__Exercise details__:
Go through the lines below. Copy those with "true".

__Data to process__:
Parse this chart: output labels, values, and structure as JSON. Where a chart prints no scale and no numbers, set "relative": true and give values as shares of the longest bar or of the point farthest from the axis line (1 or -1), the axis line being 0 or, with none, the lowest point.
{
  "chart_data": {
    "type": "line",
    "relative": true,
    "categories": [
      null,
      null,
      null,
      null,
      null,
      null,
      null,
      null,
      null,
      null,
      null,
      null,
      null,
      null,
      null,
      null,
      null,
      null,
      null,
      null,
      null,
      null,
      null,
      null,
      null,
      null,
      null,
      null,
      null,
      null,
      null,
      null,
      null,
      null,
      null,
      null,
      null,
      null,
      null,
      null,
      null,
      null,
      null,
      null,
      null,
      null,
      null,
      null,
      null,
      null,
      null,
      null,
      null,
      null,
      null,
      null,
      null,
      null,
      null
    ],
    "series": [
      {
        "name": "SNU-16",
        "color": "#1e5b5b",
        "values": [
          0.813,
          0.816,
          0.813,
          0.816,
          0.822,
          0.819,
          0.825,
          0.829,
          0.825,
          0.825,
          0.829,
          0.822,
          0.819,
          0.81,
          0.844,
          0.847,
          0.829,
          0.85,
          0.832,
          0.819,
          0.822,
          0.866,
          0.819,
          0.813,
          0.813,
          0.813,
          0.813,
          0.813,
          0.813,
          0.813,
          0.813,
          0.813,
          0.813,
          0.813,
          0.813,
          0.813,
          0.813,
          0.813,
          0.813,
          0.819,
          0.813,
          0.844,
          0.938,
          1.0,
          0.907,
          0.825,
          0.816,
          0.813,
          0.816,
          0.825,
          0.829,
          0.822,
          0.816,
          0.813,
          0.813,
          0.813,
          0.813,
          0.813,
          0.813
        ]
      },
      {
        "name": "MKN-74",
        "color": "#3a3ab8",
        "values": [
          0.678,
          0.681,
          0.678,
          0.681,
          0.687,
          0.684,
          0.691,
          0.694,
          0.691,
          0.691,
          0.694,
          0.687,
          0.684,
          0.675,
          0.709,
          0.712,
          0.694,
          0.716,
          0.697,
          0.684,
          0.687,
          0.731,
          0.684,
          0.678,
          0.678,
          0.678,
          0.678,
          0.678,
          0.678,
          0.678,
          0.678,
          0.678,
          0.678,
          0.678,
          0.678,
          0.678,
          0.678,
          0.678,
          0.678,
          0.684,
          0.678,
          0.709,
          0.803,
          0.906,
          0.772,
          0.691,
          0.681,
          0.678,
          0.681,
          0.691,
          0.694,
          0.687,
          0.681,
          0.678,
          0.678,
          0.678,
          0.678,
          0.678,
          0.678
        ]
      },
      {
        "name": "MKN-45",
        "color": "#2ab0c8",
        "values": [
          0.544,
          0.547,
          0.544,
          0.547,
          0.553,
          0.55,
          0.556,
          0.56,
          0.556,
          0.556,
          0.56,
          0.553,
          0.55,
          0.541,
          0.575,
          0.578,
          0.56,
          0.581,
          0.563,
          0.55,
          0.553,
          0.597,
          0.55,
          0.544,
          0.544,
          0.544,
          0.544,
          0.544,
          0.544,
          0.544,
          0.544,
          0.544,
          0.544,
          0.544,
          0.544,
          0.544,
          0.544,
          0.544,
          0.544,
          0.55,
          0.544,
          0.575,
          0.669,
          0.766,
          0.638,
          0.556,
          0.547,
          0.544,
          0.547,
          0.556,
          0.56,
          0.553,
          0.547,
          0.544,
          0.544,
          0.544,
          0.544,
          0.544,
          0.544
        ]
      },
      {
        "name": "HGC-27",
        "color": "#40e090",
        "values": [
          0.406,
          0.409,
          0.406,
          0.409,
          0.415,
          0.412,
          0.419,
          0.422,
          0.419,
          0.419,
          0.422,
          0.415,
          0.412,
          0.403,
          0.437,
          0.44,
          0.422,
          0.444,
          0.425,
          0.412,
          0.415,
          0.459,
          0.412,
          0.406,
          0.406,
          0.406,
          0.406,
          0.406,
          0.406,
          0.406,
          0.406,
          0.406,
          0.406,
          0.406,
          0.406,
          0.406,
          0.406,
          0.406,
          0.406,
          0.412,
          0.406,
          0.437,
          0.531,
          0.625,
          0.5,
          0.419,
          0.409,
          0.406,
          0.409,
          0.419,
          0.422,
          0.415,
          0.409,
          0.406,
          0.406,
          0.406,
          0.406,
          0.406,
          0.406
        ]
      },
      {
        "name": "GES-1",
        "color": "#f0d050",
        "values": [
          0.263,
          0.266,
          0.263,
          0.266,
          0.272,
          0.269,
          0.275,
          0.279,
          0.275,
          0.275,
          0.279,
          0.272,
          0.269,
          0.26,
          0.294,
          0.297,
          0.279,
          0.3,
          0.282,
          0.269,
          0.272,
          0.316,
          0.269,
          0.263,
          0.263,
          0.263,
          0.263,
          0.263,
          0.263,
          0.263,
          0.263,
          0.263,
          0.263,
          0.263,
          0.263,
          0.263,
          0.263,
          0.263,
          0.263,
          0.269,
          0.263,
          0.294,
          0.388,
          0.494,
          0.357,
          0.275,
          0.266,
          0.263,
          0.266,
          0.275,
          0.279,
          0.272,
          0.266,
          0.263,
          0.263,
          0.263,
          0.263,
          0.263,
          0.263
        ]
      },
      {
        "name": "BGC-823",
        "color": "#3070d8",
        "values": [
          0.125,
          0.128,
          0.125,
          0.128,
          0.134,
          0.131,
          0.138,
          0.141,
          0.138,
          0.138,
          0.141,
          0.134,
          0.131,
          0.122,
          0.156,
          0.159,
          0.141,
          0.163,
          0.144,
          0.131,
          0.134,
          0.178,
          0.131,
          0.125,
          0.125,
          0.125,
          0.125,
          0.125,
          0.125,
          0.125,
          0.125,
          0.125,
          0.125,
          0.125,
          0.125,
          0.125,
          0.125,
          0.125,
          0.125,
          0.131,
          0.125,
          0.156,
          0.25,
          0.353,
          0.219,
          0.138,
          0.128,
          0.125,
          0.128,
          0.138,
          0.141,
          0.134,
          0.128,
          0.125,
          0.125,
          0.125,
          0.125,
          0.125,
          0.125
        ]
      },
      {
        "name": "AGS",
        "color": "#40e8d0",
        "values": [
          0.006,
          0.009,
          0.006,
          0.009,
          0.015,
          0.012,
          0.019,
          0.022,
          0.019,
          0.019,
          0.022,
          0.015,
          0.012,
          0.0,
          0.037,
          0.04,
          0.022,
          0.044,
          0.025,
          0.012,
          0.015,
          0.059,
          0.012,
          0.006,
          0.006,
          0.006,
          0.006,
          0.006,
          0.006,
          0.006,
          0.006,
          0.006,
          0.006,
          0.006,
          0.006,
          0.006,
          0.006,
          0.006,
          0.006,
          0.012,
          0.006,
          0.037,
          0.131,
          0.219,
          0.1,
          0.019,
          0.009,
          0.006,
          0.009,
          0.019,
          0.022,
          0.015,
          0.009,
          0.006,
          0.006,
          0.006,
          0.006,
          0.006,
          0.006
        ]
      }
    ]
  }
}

__Task result__:
Parse this chart: output labels, values, and structure as JSON. Where a chart prints no scale and no numbers, set "relative": true and give values as shares of the longest bar or of the point farthest from the axis line (1 or -1), the axis line being 0 or, with none, the lowest point.
    "relative": true,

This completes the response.